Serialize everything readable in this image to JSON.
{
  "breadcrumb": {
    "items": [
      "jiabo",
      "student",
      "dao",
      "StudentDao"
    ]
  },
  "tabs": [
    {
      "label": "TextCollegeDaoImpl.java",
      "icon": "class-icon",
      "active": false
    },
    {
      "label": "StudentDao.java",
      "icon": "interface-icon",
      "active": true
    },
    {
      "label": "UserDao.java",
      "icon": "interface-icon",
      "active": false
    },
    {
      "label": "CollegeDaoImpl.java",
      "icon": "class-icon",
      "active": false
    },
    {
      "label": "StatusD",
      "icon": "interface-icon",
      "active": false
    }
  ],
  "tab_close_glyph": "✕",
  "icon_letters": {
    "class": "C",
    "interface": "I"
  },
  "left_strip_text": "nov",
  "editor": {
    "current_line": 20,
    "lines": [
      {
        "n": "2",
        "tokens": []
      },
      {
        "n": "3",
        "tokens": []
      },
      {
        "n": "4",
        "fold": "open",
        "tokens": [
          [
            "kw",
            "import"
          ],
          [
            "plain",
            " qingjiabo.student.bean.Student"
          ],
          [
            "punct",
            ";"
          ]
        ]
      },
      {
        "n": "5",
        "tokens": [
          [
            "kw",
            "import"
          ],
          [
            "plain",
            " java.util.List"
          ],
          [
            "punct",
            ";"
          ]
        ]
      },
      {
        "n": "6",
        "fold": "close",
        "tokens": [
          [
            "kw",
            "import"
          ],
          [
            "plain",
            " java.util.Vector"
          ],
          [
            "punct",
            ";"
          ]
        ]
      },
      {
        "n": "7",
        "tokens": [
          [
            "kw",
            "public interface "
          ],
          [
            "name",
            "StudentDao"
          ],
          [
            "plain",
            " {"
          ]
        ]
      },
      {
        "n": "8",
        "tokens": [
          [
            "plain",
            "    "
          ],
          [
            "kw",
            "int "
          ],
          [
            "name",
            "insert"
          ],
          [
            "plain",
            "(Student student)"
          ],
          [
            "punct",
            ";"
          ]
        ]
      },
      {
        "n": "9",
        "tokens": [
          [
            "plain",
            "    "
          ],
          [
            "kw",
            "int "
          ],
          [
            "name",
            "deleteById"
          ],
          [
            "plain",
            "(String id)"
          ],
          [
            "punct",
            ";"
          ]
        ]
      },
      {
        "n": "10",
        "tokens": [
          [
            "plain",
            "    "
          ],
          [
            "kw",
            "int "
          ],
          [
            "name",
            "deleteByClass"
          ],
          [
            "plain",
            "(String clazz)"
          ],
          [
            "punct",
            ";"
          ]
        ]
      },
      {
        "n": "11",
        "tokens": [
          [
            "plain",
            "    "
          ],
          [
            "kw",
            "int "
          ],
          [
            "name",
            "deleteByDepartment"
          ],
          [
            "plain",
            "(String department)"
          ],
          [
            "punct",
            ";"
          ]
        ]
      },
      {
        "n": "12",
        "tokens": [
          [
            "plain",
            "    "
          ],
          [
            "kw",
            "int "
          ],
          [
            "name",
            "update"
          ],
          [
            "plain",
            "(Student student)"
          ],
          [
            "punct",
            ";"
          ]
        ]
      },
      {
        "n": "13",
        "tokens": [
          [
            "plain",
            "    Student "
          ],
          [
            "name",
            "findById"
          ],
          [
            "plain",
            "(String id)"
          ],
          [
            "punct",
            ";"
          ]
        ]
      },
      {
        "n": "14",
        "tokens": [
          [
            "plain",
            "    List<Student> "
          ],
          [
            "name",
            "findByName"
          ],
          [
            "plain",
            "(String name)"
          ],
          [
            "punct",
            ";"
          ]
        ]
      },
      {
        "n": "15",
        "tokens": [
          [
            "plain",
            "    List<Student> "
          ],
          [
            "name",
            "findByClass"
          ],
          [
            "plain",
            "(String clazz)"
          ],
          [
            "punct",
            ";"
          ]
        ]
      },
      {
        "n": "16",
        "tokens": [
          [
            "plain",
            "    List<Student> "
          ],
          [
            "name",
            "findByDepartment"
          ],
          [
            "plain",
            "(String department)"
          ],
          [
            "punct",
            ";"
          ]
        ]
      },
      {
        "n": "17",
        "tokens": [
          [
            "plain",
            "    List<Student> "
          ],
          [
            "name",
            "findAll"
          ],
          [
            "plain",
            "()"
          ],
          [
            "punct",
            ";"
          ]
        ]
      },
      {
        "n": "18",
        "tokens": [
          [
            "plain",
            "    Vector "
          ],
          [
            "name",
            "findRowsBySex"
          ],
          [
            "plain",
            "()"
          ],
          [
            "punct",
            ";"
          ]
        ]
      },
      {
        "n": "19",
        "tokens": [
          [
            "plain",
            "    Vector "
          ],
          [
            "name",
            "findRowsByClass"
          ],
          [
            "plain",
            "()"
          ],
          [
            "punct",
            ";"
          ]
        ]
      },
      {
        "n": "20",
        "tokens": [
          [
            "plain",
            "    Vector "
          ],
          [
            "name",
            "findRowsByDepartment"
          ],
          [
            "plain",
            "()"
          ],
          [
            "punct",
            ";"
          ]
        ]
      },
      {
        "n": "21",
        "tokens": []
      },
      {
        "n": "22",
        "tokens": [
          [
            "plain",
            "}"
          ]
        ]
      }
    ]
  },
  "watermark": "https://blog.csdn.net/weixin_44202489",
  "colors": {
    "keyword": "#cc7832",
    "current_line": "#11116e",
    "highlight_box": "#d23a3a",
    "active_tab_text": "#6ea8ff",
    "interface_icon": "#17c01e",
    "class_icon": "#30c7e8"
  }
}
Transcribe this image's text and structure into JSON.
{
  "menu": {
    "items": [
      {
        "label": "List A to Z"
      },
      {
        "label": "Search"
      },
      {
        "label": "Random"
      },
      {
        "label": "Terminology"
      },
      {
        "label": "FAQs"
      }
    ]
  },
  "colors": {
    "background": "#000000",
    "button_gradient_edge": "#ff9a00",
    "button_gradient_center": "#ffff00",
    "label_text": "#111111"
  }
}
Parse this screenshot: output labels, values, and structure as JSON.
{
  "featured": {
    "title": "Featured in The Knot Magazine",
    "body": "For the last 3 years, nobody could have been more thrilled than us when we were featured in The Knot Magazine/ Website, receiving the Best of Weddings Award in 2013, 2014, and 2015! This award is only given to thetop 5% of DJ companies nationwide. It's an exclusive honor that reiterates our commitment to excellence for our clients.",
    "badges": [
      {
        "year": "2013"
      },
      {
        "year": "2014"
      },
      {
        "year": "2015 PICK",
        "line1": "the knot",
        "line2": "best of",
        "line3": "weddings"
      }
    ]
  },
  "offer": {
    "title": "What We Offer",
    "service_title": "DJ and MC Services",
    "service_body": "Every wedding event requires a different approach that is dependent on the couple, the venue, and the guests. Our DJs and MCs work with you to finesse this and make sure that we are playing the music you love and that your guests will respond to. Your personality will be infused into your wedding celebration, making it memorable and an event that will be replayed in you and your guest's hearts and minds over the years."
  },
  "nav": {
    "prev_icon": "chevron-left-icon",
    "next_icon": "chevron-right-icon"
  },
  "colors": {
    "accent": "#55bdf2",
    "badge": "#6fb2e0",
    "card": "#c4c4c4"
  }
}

**What is expected**
Each entry above is to be set down again in exactly the same words.

**In response**
Serialize everything readable in this image to JSON.
{
  "breadcrumb": {
    "items": [
      "jiabo",
      "student",
      "dao",
      "StudentDao"
    ]
  },
  "tabs": [
    {
      "label": "TextCollegeDaoImpl.java",
      "icon": "class-icon",
      "active": false
    },
    {
      "label": "StudentDao.java",
      "icon": "interface-icon",
      "active": true
    },
    {
      "label": "UserDao.java",
      "icon": "interface-icon",
      "active": false
    },
    {
      "label": "CollegeDaoImpl.java",
      "icon": "class-icon",
      "active": false
    },
    {
      "label": "StatusD",
      "icon": "interface-icon",
      "active": false
    }
  ],
  "tab_close_glyph": "✕",
  "icon_letters": {
    "class": "C",
    "interface": "I"
  },
  "left_strip_text": "nov",
  "editor": {
    "current_line": 20,
    "lines": [
      {
        "n": "2",
        "tokens": []
      },
      {
        "n": "3",
        "tokens": []
      },
      {
        "n": "4",
        "fold": "open",
        "tokens": [
          [
            "kw",
            "import"
          ],
          [
            "plain",
            " qingjiabo.student.bean.Student"
          ],
          [
            "punct",
            ";"
          ]
        ]
      },
      {
        "n": "5",
        "tokens": [
          [
            "kw",
            "import"
          ],
          [
            "plain",
            " java.util.List"
          ],
          [
            "punct",
            ";"
          ]
        ]
      },
      {
        "n": "6",
        "fold": "close",
        "tokens": [
          [
            "kw",
            "import"
          ],
          [
            "plain",
            " java.util.Vector"
          ],
          [
            "punct",
            ";"
          ]
        ]
      },
      {
        "n": "7",
        "tokens": [
          [
            "kw",
            "public interface "
          ],
          [
            "name",
            "StudentDao"
          ],
          [
            "plain",
            " {"
          ]
        ]
      },
      {
        "n": "8",
        "tokens": [
          [
            "plain",
            "    "
          ],
          [
            "kw",
            "int "
          ],
          [
            "name",
            "insert"
          ],
          [
            "plain",
            "(Student student)"
          ],
          [
            "punct",
            ";"
          ]
        ]
      },
      {
        "n": "9",
        "tokens": [
          [
            "plain",
            "    "
          ],
          [
            "kw",
            "int "
          ],
          [
            "name",
            "deleteById"
          ],
          [
            "plain",
            "(String id)"
          ],
          [
            "punct",
            ";"
          ]
        ]
      },
      {
        "n": "10",
        "tokens": [
          [
            "plain",
            "    "
          ],
          [
            "kw",
            "int "
          ],
          [
            "name",
            "deleteByClass"
          ],
          [
            "plain",
            "(String clazz)"
          ],
          [
            "punct",
            ";"
          ]
        ]
      },
      {
        "n": "11",
        "tokens": [
          [
            "plain",
            "    "
          ],
          [
            "kw",
            "int "
          ],
          [
            "name",
            "deleteByDepartment"
          ],
          [
            "plain",
            "(String department)"
          ],
          [
            "punct",
            ";"
          ]
        ]
      },
      {
        "n": "12",
        "tokens": [
          [
            "plain",
            "    "
          ],
          [
            "kw",
            "int "
          ],
          [
            "name",
            "update"
          ],
          [
            "plain",
            "(Student student)"
          ],
          [
            "punct",
            ";"
          ]
        ]
      },
      {
        "n": "13",
        "tokens": [
          [
            "plain",
            "    Student "
          ],
          [
            "name",
            "findById"
          ],
          [
            "plain",
            "(String id)"
          ],
          [
            "punct",
            ";"
          ]
        ]
      },
      {
        "n": "14",
        "tokens": [
          [
            "plain",
            "    List<Student> "
          ],
          [
            "name",
            "findByName"
          ],
          [
            "plain",
            "(String name)"
          ],
          [
            "punct",
            ";"
          ]
        ]
      },
      {
        "n": "15",
        "tokens": [
          [
            "plain",
            "    List<Student> "
          ],
          [
            "name",
            "findByClass"
          ],
          [
            "plain",
            "(String clazz)"
          ],
          [
            "punct",
            ";"
          ]
        ]
      },
      {
        "n": "16",
        "tokens": [
          [
            "plain",
            "    List<Student> "
          ],
          [
            "name",
            "findByDepartment"
          ],
          [
            "plain",
            "(String department)"
          ],
          [
            "punct",
            ";"
          ]
        ]
      },
      {
        "n": "17",
        "tokens": [
          [
            "plain",
            "    List<Student> "
          ],
          [
            "name",
            "findAll"
          ],
          [
            "plain",
            "()"
          ],
          [
            "punct",
            ";"
          ]
        ]
      },
      {
        "n": "18",
        "tokens": [
          [
            "plain",
            "    Vector "
          ],
          [
            "name",
            "findRowsBySex"
          ],
          [
            "plain",
            "()"
          ],
          [
            "punct",
            ";"
          ]
        ]
      },
      {
        "n": "19",
        "tokens": [
          [
            "plain",
            "    Vector "
          ],
          [
            "name",
            "findRowsByClass"
          ],
          [
            "plain",
            "()"
          ],
          [
            "punct",
            ";"
          ]
        ]
      },
      {
        "n": "20",
        "tokens": [
          [
            "plain",
            "    Vector "
          ],
          [
            "name",
            "findRowsByDepartment"
          ],
          [
            "plain",
            "()"
          ],
          [
            "punct",
            ";"
          ]
        ]
      },
      {
        "n": "21",
        "tokens": []
      },
      {
        "n": "22",
        "tokens": [
          [
            "plain",
            "}"
          ]
        ]
      }
    ]
  },
  "watermark": "https://blog.csdn.net/weixin_44202489",
  "colors": {
    "keyword": "#cc7832",
    "current_line": "#11116e",
    "highlight_box": "#d23a3a",
    "active_tab_text": "#6ea8ff",
    "interface_icon": "#17c01e",
    "class_icon": "#30c7e8"
  }
}
Transcribe this image's text and structure into JSON.
{
  "menu": {
    "items": [
      {
        "label": "List A to Z"
      },
      {
        "label": "Search"
      },
      {
        "label": "Random"
      },
      {
        "label": "Terminology"
      },
      {
        "label": "FAQs"
      }
    ]
  },
  "colors": {
    "background": "#000000",
    "button_gradient_edge": "#ff9a00",
    "button_gradient_center": "#ffff00",
    "label_text": "#111111"
  }
}
Parse this screenshot: output labels, values, and structure as JSON.
{
  "featured": {
    "title": "Featured in The Knot Magazine",
    "body": "For the last 3 years, nobody could have been more thrilled than us when we were featured in The Knot Magazine/ Website, receiving the Best of Weddings Award in 2013, 2014, and 2015! This award is only given to thetop 5% of DJ companies nationwide. It's an exclusive honor that reiterates our commitment to excellence for our clients.",
    "badges": [
      {
        "year": "2013"
      },
      {
        "year": "2014"
      },
      {
        "year": "2015 PICK",
        "line1": "the knot",
        "line2": "best of",
        "line3": "weddings"
      }
    ]
  },
  "offer": {
    "title": "What We Offer",
    "service_title": "DJ and MC Services",
    "service_body": "Every wedding event requires a different approach that is dependent on the couple, the venue, and the guests. Our DJs and MCs work with you to finesse this and make sure that we are playing the music you love and that your guests will respond to. Your personality will be infused into your wedding celebration, making it memorable and an event that will be replayed in you and your guest's hearts and minds over the years."
  },
  "nav": {
    "prev_icon": "chevron-left-icon",
    "next_icon": "chevron-right-icon"
  },
  "colors": {
    "accent": "#55bdf2",
    "badge": "#6fb2e0",
    "card": "#c4c4c4"
  }
}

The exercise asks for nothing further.